= Task goal =
Copy the records from their first line through the line that contains "- item-number: 5.: [143, 556, 164, 580]", including both of those lines.

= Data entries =
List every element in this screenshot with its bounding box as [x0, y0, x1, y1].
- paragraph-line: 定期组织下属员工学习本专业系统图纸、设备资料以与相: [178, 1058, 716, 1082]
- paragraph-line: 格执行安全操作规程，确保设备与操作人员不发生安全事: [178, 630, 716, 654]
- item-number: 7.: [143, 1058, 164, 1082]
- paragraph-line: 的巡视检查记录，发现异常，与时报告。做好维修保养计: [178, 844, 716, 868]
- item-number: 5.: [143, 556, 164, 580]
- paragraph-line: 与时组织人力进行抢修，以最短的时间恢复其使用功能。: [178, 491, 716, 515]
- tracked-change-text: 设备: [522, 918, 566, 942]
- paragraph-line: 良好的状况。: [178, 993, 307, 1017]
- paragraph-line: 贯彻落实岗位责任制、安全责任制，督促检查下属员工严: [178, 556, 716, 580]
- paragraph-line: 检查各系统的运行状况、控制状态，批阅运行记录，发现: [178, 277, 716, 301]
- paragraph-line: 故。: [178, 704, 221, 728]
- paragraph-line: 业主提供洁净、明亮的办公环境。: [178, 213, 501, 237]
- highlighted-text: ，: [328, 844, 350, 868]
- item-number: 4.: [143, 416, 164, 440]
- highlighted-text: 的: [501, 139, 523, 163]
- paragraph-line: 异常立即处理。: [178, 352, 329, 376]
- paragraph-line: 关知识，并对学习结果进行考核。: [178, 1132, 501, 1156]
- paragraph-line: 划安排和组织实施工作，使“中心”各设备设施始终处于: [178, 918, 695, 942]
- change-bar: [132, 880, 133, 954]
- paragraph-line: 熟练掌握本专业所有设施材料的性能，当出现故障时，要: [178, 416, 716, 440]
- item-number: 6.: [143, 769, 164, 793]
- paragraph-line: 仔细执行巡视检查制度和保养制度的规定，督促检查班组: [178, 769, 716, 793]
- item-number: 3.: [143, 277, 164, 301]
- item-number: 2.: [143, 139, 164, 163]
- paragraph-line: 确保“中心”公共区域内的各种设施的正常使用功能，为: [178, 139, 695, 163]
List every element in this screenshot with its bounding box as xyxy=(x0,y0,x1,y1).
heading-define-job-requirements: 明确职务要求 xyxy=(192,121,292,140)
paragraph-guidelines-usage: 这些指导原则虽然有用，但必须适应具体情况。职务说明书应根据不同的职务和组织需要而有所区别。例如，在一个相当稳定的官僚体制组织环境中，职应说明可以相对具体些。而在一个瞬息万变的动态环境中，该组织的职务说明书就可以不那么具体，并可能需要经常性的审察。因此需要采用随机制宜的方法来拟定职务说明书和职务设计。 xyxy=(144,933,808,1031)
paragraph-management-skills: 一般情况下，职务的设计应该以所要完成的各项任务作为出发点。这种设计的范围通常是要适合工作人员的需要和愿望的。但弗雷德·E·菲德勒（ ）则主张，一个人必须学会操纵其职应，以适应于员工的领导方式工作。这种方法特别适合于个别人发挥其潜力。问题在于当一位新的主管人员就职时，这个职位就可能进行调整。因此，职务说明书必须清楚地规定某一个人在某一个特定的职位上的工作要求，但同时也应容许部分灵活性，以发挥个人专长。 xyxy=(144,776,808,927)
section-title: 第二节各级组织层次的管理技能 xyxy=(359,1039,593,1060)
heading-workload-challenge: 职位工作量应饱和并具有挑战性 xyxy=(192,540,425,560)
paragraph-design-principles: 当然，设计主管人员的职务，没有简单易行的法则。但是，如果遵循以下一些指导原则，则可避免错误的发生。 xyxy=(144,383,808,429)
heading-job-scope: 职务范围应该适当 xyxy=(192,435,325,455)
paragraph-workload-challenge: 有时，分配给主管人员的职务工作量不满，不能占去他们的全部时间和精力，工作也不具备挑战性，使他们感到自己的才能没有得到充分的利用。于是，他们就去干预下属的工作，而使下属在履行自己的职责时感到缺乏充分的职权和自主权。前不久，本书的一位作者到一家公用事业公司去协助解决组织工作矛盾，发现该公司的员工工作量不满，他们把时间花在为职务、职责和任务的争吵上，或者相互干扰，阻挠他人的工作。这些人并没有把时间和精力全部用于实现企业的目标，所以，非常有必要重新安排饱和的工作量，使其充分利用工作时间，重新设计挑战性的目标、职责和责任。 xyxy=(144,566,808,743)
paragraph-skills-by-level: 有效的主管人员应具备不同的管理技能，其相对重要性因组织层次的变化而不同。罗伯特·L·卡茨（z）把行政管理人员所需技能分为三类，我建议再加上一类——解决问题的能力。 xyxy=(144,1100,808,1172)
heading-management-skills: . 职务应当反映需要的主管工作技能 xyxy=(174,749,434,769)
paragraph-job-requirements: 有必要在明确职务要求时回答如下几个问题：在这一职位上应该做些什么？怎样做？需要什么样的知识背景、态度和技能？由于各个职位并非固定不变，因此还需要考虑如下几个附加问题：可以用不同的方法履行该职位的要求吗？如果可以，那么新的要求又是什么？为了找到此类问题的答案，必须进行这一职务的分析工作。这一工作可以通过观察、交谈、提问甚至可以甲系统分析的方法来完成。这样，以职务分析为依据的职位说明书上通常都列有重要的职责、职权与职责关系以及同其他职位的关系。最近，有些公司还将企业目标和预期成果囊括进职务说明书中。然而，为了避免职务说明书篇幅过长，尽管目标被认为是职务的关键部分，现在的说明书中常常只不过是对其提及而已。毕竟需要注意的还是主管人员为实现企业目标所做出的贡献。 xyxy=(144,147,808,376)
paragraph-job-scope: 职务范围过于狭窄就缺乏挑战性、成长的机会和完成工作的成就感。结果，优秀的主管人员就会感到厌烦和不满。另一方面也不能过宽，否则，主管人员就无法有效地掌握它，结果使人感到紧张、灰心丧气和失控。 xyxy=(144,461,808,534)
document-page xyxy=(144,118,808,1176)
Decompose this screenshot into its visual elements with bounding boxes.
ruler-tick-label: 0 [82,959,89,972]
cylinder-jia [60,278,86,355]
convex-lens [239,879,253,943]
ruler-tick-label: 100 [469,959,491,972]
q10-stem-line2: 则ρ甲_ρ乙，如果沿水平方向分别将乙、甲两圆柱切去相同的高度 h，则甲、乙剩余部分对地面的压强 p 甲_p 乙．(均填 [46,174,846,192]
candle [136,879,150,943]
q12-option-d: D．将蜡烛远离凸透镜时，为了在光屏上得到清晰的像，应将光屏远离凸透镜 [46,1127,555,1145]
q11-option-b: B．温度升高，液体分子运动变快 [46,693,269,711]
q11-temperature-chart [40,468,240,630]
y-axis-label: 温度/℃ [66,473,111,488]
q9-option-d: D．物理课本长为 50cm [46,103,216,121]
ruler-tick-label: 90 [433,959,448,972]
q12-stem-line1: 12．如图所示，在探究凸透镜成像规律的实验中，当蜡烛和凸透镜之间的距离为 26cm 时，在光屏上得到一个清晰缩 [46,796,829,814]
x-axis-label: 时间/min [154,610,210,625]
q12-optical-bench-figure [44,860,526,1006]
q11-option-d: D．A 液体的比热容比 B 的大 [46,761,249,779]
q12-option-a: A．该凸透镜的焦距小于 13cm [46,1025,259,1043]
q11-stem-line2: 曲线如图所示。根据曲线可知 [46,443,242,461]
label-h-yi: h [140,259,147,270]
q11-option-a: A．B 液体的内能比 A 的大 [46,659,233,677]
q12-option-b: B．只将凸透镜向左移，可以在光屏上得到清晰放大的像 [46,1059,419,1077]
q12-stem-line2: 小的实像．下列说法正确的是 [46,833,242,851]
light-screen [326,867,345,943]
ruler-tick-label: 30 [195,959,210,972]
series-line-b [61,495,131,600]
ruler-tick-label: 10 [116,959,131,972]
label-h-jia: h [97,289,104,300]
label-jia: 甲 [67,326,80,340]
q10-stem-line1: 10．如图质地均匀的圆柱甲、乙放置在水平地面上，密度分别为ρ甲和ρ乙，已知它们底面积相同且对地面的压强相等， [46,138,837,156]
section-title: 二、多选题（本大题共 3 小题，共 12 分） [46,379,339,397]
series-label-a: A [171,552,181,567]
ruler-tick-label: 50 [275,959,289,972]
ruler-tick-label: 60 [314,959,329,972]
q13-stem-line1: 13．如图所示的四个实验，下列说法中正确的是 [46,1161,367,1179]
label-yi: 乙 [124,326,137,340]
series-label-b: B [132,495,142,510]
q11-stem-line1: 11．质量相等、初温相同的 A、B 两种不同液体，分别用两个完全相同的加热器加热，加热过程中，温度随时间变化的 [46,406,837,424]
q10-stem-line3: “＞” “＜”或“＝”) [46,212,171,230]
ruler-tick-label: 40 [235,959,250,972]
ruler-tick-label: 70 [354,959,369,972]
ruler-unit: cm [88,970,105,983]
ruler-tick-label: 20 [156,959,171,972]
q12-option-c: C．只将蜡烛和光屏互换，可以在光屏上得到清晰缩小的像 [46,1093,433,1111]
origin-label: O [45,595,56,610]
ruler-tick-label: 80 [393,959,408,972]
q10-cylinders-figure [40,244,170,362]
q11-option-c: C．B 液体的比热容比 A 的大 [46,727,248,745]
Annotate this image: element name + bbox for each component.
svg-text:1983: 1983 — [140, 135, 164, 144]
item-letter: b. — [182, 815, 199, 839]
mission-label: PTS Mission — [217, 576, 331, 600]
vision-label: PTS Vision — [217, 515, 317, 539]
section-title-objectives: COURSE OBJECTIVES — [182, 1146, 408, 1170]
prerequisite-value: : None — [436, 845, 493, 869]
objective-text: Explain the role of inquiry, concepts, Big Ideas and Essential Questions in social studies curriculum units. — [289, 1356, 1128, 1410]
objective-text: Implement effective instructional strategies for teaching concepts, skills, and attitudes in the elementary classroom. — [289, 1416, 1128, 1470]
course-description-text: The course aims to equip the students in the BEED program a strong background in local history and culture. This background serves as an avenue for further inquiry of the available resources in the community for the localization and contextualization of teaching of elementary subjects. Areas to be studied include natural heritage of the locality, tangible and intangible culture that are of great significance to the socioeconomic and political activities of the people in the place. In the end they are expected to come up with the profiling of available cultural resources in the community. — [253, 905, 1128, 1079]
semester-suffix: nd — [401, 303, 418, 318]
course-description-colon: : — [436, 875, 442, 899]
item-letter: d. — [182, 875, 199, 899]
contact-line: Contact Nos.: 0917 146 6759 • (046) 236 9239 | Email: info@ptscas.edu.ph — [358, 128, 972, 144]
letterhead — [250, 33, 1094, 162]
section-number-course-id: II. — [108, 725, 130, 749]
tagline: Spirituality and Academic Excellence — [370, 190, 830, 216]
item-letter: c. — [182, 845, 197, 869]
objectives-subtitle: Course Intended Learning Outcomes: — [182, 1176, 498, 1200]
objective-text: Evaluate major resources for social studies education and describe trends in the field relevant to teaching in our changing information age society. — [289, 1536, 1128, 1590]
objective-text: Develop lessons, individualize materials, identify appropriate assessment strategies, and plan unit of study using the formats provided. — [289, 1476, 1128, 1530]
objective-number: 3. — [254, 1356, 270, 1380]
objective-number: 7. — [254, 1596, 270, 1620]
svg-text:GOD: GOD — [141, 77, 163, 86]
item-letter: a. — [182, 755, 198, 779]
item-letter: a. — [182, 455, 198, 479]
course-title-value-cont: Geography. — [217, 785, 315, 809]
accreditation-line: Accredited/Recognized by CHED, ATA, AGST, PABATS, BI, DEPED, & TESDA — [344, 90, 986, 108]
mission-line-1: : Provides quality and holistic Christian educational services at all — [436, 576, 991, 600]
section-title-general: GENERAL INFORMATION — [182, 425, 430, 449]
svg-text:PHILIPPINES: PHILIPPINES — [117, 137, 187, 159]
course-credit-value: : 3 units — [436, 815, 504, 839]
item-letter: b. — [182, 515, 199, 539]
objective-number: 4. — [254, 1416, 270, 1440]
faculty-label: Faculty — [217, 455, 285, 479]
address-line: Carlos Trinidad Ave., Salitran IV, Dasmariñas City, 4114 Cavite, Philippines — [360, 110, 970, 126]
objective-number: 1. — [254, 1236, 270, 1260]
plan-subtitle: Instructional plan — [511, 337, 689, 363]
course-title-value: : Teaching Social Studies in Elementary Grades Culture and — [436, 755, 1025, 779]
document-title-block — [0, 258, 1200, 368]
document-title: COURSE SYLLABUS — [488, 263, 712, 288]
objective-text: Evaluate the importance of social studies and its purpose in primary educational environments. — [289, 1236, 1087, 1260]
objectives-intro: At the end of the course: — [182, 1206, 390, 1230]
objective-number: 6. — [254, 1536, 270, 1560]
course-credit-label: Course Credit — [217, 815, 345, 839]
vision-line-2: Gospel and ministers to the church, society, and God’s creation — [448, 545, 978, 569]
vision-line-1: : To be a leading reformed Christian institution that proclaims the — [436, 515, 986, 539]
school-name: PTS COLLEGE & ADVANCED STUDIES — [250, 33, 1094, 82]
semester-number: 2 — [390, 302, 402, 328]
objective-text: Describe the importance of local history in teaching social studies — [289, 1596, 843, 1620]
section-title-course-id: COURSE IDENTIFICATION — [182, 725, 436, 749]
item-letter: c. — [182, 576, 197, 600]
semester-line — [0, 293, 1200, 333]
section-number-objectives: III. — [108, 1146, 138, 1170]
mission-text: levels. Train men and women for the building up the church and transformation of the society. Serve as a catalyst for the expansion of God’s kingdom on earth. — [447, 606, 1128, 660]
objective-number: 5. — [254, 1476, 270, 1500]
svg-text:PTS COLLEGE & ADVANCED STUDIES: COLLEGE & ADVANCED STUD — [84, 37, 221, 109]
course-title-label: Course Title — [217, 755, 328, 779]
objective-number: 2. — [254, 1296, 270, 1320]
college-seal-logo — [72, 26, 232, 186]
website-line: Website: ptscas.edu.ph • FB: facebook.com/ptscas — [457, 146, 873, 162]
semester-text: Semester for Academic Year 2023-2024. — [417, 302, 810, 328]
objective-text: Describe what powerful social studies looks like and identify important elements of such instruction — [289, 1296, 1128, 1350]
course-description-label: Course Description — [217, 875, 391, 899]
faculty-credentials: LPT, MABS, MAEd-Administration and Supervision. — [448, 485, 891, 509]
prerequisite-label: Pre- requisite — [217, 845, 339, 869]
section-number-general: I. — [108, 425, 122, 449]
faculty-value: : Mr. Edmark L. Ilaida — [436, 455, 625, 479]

= Complete response =
List every element in this screenshot with its bounding box as [x0, y0, x1, y1].
- paragraph-line: 定期组织下属员工学习本专业系统图纸、设备资料以与相: [178, 1058, 716, 1082]
- paragraph-line: 格执行安全操作规程，确保设备与操作人员不发生安全事: [178, 630, 716, 654]
- item-number: 7.: [143, 1058, 164, 1082]
- paragraph-line: 的巡视检查记录，发现异常，与时报告。做好维修保养计: [178, 844, 716, 868]
- item-number: 5.: [143, 556, 164, 580]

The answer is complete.